• **Prompt**
Reproduce the material in full, exactly as written.

■ ■ ■

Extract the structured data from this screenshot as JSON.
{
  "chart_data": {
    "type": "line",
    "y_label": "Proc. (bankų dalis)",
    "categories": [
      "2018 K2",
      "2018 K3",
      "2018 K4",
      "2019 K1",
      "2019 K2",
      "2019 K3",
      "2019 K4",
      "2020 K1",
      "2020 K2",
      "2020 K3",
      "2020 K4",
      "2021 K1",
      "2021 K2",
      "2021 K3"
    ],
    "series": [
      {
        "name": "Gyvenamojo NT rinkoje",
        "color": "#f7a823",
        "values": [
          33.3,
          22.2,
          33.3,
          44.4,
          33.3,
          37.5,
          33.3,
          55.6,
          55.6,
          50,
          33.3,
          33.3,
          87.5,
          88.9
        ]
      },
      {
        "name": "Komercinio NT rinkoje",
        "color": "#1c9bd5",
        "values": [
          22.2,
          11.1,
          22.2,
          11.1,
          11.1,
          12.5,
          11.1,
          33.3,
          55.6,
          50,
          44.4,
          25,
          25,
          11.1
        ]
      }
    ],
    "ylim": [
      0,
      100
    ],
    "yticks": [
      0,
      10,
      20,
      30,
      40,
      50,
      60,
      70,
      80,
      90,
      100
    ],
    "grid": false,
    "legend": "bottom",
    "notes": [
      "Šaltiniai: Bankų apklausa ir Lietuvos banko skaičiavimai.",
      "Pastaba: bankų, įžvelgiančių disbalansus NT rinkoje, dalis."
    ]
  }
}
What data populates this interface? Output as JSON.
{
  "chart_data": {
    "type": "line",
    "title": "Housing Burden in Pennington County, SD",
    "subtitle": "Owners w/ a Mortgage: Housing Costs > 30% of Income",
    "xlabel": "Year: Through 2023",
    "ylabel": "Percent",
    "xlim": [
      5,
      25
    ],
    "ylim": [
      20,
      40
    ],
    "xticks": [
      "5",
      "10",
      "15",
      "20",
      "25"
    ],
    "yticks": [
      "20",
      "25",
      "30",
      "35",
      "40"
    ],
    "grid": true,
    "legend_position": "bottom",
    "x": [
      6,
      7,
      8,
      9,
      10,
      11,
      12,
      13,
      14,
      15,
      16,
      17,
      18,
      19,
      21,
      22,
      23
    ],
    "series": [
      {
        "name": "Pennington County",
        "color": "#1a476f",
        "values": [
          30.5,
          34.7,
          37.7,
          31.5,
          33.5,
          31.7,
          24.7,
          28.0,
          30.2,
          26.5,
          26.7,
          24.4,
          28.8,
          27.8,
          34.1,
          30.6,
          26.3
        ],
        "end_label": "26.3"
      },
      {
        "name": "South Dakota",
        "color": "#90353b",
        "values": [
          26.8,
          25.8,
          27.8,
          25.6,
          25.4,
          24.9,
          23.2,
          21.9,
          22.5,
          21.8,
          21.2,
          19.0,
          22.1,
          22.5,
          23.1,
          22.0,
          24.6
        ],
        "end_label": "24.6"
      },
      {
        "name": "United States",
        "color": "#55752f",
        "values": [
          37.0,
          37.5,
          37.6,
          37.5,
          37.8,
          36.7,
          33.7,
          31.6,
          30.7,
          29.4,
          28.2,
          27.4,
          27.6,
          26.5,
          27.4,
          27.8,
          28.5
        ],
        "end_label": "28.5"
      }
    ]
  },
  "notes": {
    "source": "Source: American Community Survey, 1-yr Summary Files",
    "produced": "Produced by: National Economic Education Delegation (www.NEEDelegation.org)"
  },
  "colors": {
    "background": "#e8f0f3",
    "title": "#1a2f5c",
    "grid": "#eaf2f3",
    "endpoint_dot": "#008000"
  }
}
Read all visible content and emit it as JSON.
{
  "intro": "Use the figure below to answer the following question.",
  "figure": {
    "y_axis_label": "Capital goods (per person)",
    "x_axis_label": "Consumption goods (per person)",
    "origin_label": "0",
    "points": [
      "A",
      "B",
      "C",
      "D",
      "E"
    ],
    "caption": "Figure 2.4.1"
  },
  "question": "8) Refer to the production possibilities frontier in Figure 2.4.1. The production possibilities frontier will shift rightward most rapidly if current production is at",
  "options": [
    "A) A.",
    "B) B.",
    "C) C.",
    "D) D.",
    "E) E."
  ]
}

■ ■ ■

• **Exercise solution**
Extract the structured data from this screenshot as JSON.
{
  "chart_data": {
    "type": "line",
    "y_label": "Proc. (bankų dalis)",
    "categories": [
      "2018 K2",
      "2018 K3",
      "2018 K4",
      "2019 K1",
      "2019 K2",
      "2019 K3",
      "2019 K4",
      "2020 K1",
      "2020 K2",
      "2020 K3",
      "2020 K4",
      "2021 K1",
      "2021 K2",
      "2021 K3"
    ],
    "series": [
      {
        "name": "Gyvenamojo NT rinkoje",
        "color": "#f7a823",
        "values": [
          33.3,
          22.2,
          33.3,
          44.4,
          33.3,
          37.5,
          33.3,
          55.6,
          55.6,
          50,
          33.3,
          33.3,
          87.5,
          88.9
        ]
      },
      {
        "name": "Komercinio NT rinkoje",
        "color": "#1c9bd5",
        "values": [
          22.2,
          11.1,
          22.2,
          11.1,
          11.1,
          12.5,
          11.1,
          33.3,
          55.6,
          50,
          44.4,
          25,
          25,
          11.1
        ]
      }
    ],
    "ylim": [
      0,
      100
    ],
    "yticks": [
      0,
      10,
      20,
      30,
      40,
      50,
      60,
      70,
      80,
      90,
      100
    ],
    "grid": false,
    "legend": "bottom",
    "notes": [
      "Šaltiniai: Bankų apklausa ir Lietuvos banko skaičiavimai.",
      "Pastaba: bankų, įžvelgiančių disbalansus NT rinkoje, dalis."
    ]
  }
}
What data populates this interface? Output as JSON.
{
  "chart_data": {
    "type": "line",
    "title": "Housing Burden in Pennington County, SD",
    "subtitle": "Owners w/ a Mortgage: Housing Costs > 30% of Income",
    "xlabel": "Year: Through 2023",
    "ylabel": "Percent",
    "xlim": [
      5,
      25
    ],
    "ylim": [
      20,
      40
    ],
    "xticks": [
      "5",
      "10",
      "15",
      "20",
      "25"
    ],
    "yticks": [
      "20",
      "25",
      "30",
      "35",
      "40"
    ],
    "grid": true,
    "legend_position": "bottom",
    "x": [
      6,
      7,
      8,
      9,
      10,
      11,
      12,
      13,
      14,
      15,
      16,
      17,
      18,
      19,
      21,
      22,
      23
    ],
    "series": [
      {
        "name": "Pennington County",
        "color": "#1a476f",
        "values": [
          30.5,
          34.7,
          37.7,
          31.5,
          33.5,
          31.7,
          24.7,
          28.0,
          30.2,
          26.5,
          26.7,
          24.4,
          28.8,
          27.8,
          34.1,
          30.6,
          26.3
        ],
        "end_label": "26.3"
      },
      {
        "name": "South Dakota",
        "color": "#90353b",
        "values": [
          26.8,
          25.8,
          27.8,
          25.6,
          25.4,
          24.9,
          23.2,
          21.9,
          22.5,
          21.8,
          21.2,
          19.0,
          22.1,
          22.5,
          23.1,
          22.0,
          24.6
        ],
        "end_label": "24.6"
      },
      {
        "name": "United States",
        "color": "#55752f",
        "values": [
          37.0,
          37.5,
          37.6,
          37.5,
          37.8,
          36.7,
          33.7,
          31.6,
          30.7,
          29.4,
          28.2,
          27.4,
          27.6,
          26.5,
          27.4,
          27.8,
          28.5
        ],
        "end_label": "28.5"
      }
    ]
  },
  "notes": {
    "source": "Source: American Community Survey, 1-yr Summary Files",
    "produced": "Produced by: National Economic Education Delegation (www.NEEDelegation.org)"
  },
  "colors": {
    "background": "#e8f0f3",
    "title": "#1a2f5c",
    "grid": "#eaf2f3",
    "endpoint_dot": "#008000"
  }
}
Read all visible content and emit it as JSON.
{
  "intro": "Use the figure below to answer the following question.",
  "figure": {
    "y_axis_label": "Capital goods (per person)",
    "x_axis_label": "Consumption goods (per person)",
    "origin_label": "0",
    "points": [
      "A",
      "B",
      "C",
      "D",
      "E"
    ],
    "caption": "Figure 2.4.1"
  },
  "question": "8) Refer to the production possibilities frontier in Figure 2.4.1. The production possibilities frontier will shift rightward most rapidly if current production is at",
  "options": [
    "A) A.",
    "B) B.",
    "C) C.",
    "D) D.",
    "E) E."
  ]
}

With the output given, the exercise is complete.